### INSTRUCTIONS FOR THE TASK
Go through the data below. List every line that holds the word "PROCESSOR".

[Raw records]
● ● ● ● ● ● ●

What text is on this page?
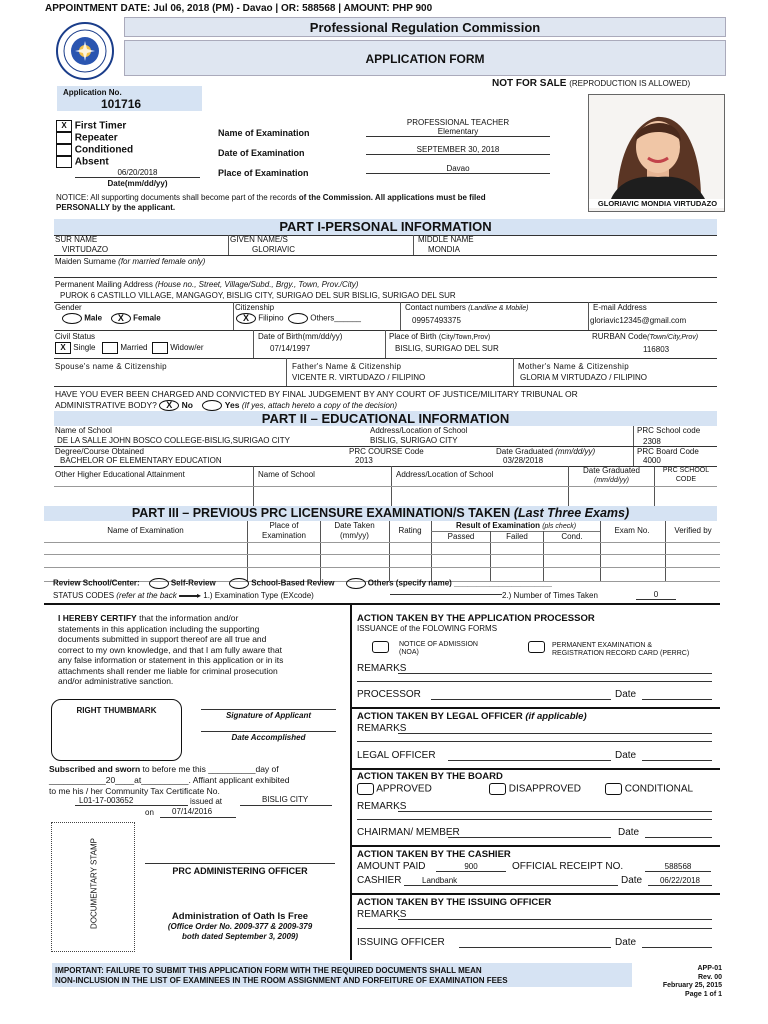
APPOINTMENT DATE: Jul 06, 2018 (PM) - Davao | OR: 588568 | AMOUNT: PHP 900
Professional Regulation Commission
APPLICATION FORM
NOT FOR SALE (REPRODUCTION IS ALLOWED)
Application No.
101716
X First Timer
Repeater
Conditioned
Absent
06/20/2018
Date(mm/dd/yy)
Name of Examination
PROFESSIONAL TEACHER
Elementary
Date of Examination	SEPTEMBER 30, 2018
Place of Examination	Davao
GLORIAVIC MONDIA VIRTUDAZO
NOTICE: All supporting documents shall become part of the records of the Commission. All applications must be filed
PERSONALLY by the applicant.
PART I-PERSONAL INFORMATION
SUR NAME
VIRTUDAZO
GIVEN NAME/S
GLORIAVIC
MIDDLE NAME
MONDIA
Maiden Surname (for married female only)
Permanent Mailing Address (House no., Street, Village/Subd., Brgy., Town, Prov./City)
PUROK 6 CASTILLO VILLAGE, MANGAGOY, BISLIG CITY, SURIGAO DEL SUR BISLIG, SURIGAO DEL SUR
Gender
Male X Female
Citizenship
X Filipino	Others______
Contact numbers (Landline & Mobile)
09957493375
E-mail Address
gloriavic12345@gmail.com
Civil Status
X Single	Married	Widow/er
Date of Birth(mm/dd/yy)
07/14/1997
Place of Birth (City/Town,Prov)
BISLIG, SURIGAO DEL SUR
RURBAN Code(Town/City,Prov)
116803
Spouse's name & Citizenship	Father's Name & Citizenship
VICENTE R. VIRTUDAZO / FILIPINO
Mother's Name & Citizenship
GLORIA M VIRTUDAZO / FILIPINO
HAVE YOU EVER BEEN CHARGED AND CONVICTED BY FINAL JUDGEMENT BY ANY COURT OF JUSTICE/MILITARY TRIBUNAL OR
ADMINISTRATIVE BODY? X No	Yes (If yes, attach hereto a copy of the decision)
PART II – EDUCATIONAL INFORMATION
Name of School
DE LA SALLE JOHN BOSCO COLLEGE-BISLIG,SURIGAO CITY
Address/Location of School
BISLIG, SURIGAO CITY
PRC School code
2308
Degree/Course Obtained
BACHELOR OF ELEMENTARY EDUCATION
PRC COURSE Code
2013
Date Graduated (mm/dd/yy)
03/28/2018
PRC Board Code
4000
Other Higher Educational Attainment	Name of School	Address/Location of School	Date Graduated
(mm/dd/yy)
PRC SCHOOL
CODE
PART III – PREVIOUS PRC LICENSURE EXAMINATION/S TAKEN (Last Three Exams)
Name of Examination
Place of Examination
Date Taken (mm/yy)
Rating
Result of Examination (pls check)
Passed	Failed	Cond.
Exam No.	Verified by
Review School/Center:	Self-Review	School-Based Review	Others (specify name) ______________________
STATUS CODES (refer at the back	▸ 1.) Examination Type (EXcode)	2.) Number of Times Taken	0
I HEREBY CERTIFY that the information and/or
statements in this application including the supporting
documents submitted in support thereof are all true and
correct to my own knowledge, and that I am fully aware that
any false information or statement in this application or in its
attachments shall render me liable for criminal prosecution
and/or administrative sanction.
RIGHT THUMBMARK
Signature of Applicant
Date Accomplished
Subscribed and sworn to before me this __________day of
____________20____at__________. Affiant applicant exhibited
to me his / her Community Tax Certificate No.
L01-17-003652	issued at	BISLIG CITY
on 07/14/2016
DOCUMENTARY STAMP	PRC ADMINISTERING OFFICER
Administration of Oath Is Free
(Office Order No. 2009-377 & 2009-379
both dated September 3, 2009)
ACTION TAKEN BY THE APPLICATION PROCESSOR
ISSUANCE of the FOLOWING FORMS
NOTICE OF ADMISSION
(NOA)
PERMANENT EXAMINATION &
REGISTRATION RECORD CARD (PERRC)
REMARKS
PROCESSOR	Date
ACTION TAKEN BY LEGAL OFFICER (if applicable)
REMARKS
LEGAL OFFICER	Date
ACTION TAKEN BY THE BOARD
APPROVED	DISAPPROVED	CONDITIONAL
REMARKS
CHAIRMAN/ MEMBER	Date
ACTION TAKEN BY THE CASHIER
AMOUNT PAID	900	OFFICIAL RECEIPT NO.	588568
CASHIER	Landbank	Date	06/22/2018
ACTION TAKEN BY THE ISSUING OFFICER
REMARKS
ISSUING OFFICER	Date
IMPORTANT: FAILURE TO SUBMIT THIS APPLICATION FORM WITH THE REQUIRED DOCUMENTS SHALL MEAN
NON-INCLUSION IN THE LIST OF EXAMINEES IN THE ROOM ASSIGNMENT AND FORFEITURE OF EXAMINATION FEES
APP-01
Rev. 00
February 25, 2015
Page 1 of 1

● ● ● ● ● ● ●

### THE REPLY
ACTION TAKEN BY THE APPLICATION PROCESSOR
PROCESSOR	Date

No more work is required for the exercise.